***** Available data *****

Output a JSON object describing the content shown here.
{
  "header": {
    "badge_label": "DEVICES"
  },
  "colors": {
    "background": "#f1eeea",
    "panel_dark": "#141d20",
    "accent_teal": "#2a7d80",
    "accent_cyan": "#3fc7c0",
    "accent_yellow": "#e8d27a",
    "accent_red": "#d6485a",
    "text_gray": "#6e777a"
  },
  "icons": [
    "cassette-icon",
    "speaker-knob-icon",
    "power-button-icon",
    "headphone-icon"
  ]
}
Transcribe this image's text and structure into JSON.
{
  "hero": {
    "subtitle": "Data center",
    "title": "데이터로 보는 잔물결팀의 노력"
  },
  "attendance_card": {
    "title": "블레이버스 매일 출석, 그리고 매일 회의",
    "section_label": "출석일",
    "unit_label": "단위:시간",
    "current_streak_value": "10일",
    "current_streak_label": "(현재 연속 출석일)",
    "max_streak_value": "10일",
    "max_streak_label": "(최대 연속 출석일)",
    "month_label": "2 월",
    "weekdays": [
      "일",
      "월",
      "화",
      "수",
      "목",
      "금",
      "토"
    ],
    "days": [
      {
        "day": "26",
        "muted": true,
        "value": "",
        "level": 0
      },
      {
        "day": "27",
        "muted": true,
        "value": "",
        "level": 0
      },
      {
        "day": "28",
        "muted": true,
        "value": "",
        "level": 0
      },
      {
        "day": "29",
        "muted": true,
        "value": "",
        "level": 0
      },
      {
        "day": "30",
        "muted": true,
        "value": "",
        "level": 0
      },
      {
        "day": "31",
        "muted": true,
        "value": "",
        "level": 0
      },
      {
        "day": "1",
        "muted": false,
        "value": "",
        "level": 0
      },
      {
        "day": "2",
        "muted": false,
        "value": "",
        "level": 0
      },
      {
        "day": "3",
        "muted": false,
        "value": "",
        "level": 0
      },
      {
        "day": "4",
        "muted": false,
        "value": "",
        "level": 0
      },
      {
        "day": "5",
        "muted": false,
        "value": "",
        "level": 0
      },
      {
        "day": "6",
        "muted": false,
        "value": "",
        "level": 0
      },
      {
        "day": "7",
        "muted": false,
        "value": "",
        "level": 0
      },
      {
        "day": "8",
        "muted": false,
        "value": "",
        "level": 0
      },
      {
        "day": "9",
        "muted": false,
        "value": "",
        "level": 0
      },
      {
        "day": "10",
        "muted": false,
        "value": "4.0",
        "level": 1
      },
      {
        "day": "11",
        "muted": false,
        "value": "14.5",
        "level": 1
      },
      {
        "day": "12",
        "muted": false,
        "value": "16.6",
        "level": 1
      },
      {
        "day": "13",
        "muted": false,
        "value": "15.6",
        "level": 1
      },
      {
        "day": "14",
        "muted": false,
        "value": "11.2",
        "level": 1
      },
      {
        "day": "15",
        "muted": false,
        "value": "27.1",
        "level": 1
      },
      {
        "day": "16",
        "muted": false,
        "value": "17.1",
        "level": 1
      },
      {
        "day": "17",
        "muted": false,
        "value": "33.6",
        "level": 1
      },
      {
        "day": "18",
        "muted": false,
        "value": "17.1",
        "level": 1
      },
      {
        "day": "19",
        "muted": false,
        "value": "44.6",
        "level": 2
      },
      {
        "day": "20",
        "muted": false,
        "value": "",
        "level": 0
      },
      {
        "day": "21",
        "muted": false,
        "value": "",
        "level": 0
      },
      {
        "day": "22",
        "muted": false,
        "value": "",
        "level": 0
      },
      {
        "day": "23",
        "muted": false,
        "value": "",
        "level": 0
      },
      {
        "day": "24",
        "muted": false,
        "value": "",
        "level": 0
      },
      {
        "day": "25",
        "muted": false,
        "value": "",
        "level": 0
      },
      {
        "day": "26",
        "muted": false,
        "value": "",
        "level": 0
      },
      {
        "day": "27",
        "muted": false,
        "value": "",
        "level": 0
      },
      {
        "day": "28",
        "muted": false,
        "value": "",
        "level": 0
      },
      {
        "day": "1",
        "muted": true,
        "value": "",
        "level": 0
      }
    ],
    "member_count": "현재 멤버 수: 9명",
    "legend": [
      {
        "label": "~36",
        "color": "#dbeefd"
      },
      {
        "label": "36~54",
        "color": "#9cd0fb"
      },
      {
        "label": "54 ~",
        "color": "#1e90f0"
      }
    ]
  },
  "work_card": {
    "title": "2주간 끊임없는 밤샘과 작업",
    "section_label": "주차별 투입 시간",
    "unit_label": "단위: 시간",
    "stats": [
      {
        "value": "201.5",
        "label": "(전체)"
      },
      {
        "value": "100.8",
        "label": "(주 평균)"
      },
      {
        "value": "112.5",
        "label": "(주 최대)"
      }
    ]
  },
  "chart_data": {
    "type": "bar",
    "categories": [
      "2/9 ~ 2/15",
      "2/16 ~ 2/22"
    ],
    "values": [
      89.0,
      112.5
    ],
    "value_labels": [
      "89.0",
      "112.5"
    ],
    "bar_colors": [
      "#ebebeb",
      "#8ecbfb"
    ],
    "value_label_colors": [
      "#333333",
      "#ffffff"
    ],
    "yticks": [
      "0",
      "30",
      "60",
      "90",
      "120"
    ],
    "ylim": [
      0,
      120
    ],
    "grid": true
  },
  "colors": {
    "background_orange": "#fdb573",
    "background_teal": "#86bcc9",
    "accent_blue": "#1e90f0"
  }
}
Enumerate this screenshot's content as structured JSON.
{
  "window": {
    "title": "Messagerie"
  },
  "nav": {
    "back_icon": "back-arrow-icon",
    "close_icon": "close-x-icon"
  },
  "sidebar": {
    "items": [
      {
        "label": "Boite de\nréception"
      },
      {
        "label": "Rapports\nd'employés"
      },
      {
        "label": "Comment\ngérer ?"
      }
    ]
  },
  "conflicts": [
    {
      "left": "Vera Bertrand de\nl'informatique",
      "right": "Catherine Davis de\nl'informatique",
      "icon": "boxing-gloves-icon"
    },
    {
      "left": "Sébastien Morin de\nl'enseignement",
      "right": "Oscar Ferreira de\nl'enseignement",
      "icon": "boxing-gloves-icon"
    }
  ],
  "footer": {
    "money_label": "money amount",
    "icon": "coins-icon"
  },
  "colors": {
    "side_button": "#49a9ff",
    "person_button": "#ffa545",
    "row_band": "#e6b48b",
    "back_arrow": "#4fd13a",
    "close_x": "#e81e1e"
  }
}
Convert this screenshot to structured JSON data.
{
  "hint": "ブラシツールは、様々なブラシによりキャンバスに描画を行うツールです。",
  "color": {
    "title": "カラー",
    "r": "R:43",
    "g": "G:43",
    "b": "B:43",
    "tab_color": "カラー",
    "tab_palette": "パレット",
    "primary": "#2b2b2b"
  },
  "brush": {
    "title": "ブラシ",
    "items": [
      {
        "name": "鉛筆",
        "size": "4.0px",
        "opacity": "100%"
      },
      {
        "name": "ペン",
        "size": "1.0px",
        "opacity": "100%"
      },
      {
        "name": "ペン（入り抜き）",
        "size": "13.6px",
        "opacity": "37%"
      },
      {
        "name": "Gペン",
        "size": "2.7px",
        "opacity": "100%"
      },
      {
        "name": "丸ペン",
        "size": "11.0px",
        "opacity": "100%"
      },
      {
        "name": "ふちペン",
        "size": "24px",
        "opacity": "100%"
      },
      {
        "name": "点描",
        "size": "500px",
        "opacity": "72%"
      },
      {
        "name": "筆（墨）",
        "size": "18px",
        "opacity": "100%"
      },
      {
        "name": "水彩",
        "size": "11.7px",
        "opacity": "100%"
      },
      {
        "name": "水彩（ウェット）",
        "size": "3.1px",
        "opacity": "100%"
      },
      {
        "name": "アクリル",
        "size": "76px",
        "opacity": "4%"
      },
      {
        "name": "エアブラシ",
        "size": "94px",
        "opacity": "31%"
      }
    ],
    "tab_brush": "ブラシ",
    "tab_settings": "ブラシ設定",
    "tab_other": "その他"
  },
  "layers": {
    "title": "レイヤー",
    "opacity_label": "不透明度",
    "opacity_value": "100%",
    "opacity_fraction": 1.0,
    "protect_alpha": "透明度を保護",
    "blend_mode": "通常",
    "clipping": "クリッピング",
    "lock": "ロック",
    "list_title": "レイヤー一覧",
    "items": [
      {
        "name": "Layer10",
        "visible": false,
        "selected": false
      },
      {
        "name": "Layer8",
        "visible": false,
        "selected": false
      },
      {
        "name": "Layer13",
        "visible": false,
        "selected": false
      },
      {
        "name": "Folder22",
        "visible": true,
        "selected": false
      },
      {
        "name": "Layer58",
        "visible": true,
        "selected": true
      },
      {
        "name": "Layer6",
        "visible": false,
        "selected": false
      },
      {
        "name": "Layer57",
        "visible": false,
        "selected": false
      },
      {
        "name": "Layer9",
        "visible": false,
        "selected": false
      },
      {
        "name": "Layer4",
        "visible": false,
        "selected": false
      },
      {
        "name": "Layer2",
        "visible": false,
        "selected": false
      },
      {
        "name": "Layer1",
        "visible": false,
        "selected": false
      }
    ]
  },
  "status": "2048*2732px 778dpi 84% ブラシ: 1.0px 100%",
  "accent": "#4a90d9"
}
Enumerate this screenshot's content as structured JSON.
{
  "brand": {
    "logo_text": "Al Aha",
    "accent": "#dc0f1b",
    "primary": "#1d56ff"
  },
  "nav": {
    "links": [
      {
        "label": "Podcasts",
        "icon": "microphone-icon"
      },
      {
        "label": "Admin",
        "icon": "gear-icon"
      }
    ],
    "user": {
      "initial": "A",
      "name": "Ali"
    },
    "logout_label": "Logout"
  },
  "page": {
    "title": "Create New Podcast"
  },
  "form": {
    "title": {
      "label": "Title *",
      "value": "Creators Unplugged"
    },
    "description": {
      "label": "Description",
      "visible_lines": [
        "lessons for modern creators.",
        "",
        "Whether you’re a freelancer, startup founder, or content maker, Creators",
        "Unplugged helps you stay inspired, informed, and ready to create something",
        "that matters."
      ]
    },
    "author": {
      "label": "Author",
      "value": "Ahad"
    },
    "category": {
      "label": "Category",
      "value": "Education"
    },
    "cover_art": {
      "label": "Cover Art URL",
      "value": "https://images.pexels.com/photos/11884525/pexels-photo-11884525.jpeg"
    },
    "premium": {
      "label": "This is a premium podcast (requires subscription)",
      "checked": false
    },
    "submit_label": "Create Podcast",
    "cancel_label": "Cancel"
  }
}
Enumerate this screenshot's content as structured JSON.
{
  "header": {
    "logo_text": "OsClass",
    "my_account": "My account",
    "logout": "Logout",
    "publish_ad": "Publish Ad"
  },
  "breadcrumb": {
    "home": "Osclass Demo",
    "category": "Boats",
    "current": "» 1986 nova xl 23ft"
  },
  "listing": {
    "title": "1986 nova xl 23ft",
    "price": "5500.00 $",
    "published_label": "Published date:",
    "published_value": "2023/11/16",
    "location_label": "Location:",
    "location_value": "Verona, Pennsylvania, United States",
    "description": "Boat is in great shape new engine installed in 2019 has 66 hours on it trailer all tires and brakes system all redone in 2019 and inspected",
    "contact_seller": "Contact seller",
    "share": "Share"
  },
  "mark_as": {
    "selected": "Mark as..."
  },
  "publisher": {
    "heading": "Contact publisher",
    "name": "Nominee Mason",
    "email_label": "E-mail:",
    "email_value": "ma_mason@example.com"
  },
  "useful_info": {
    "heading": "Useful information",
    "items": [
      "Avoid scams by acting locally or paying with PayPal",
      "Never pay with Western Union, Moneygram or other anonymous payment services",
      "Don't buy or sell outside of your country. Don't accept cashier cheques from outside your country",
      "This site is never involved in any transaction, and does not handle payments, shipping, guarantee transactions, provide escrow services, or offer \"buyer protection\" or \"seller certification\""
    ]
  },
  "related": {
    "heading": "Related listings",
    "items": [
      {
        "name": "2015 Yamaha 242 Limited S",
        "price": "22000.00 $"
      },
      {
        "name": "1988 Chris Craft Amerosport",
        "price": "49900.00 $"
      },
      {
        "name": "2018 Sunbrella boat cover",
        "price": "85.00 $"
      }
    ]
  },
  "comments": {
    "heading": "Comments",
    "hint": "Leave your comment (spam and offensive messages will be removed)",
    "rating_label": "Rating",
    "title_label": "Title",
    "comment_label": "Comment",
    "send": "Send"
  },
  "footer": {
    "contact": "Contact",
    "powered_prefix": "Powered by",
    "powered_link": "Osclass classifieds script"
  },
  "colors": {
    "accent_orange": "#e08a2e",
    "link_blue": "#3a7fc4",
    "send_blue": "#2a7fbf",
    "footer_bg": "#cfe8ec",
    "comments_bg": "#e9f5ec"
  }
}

*****

Set exercise ▸
In the entries above, find every line with the word "nova" and list it.

Task result ▸
    "current": "» 1986 nova xl 23ft"
    "title": "1986 nova xl 23ft",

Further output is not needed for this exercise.